## What to do
Exact repetition of every entry is required.
#### The records
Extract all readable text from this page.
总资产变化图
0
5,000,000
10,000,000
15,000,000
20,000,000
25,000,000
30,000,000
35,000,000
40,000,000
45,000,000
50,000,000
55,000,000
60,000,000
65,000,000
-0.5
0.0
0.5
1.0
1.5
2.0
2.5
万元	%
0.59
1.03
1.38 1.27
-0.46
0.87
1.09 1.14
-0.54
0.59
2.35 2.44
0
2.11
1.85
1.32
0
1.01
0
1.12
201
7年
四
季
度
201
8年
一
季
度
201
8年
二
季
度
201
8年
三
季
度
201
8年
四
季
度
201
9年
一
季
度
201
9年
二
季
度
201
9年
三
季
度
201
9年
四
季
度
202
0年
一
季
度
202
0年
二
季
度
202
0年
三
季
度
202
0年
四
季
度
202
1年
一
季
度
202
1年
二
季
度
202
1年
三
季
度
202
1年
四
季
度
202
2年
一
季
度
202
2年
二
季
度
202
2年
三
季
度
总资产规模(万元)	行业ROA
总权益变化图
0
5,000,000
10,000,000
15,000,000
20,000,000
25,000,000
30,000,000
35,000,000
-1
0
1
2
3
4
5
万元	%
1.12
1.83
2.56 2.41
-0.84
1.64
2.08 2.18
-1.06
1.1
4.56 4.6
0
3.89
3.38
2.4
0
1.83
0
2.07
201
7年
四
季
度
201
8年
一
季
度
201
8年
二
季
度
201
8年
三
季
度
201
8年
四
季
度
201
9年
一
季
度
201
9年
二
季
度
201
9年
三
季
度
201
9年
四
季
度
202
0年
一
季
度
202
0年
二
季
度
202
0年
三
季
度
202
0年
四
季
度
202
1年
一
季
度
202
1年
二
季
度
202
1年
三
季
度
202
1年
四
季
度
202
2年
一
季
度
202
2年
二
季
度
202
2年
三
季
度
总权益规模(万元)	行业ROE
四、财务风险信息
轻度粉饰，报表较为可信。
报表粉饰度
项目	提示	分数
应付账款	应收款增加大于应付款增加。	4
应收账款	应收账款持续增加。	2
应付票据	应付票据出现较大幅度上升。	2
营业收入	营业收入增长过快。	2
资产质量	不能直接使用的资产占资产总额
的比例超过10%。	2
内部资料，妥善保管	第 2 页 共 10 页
########
## Answer in full
Extract all readable text from this page.
总资产变化图
0
5,000,000
10,000,000
15,000,000
20,000,000
25,000,000
30,000,000
35,000,000
40,000,000
45,000,000
50,000,000
55,000,000
60,000,000
65,000,000
-0.5
0.0
0.5
1.0
1.5
2.0
2.5
万元	%
0.59
1.03
1.38 1.27
-0.46
0.87
1.09 1.14
-0.54
0.59
2.35 2.44
0
2.11
1.85
1.32
0
1.01
0
1.12
201
7年
四
季
度
201
8年
一
季
度
201
8年
二
季
度
201
8年
三
季
度
201
8年
四
季
度
201
9年
一
季
度
201
9年
二
季
度
201
9年
三
季
度
201
9年
四
季
度
202
0年
一
季
度
202
0年
二
季
度
202
0年
三
季
度
202
0年
四
季
度
202
1年
一
季
度
202
1年
二
季
度
202
1年
三
季
度
202
1年
四
季
度
202
2年
一
季
度
202
2年
二
季
度
202
2年
三
季
度
总资产规模(万元)	行业ROA
总权益变化图
0
5,000,000
10,000,000
15,000,000
20,000,000
25,000,000
30,000,000
35,000,000
-1
0
1
2
3
4
5
万元	%
1.12
1.83
2.56 2.41
-0.84
1.64
2.08 2.18
-1.06
1.1
4.56 4.6
0
3.89
3.38
2.4
0
1.83
0
2.07
201
7年
四
季
度
201
8年
一
季
度
201
8年
二
季
度
201
8年
三
季
度
201
8年
四
季
度
201
9年
一
季
度
201
9年
二
季
度
201
9年
三
季
度
201
9年
四
季
度
202
0年
一
季
度
202
0年
二
季
度
202
0年
三
季
度
202
0年
四
季
度
202
1年
一
季
度
202
1年
二
季
度
202
1年
三
季
度
202
1年
四
季
度
202
2年
一
季
度
202
2年
二
季
度
202
2年
三
季
度
总权益规模(万元)	行业ROE
四、财务风险信息
轻度粉饰，报表较为可信。
报表粉饰度
项目	提示	分数
应付账款	应收款增加大于应付款增加。	4
应收账款	应收账款持续增加。	2
应付票据	应付票据出现较大幅度上升。	2
营业收入	营业收入增长过快。	2
资产质量	不能直接使用的资产占资产总额
的比例超过10%。	2
内部资料，妥善保管	第 2 页 共 10 页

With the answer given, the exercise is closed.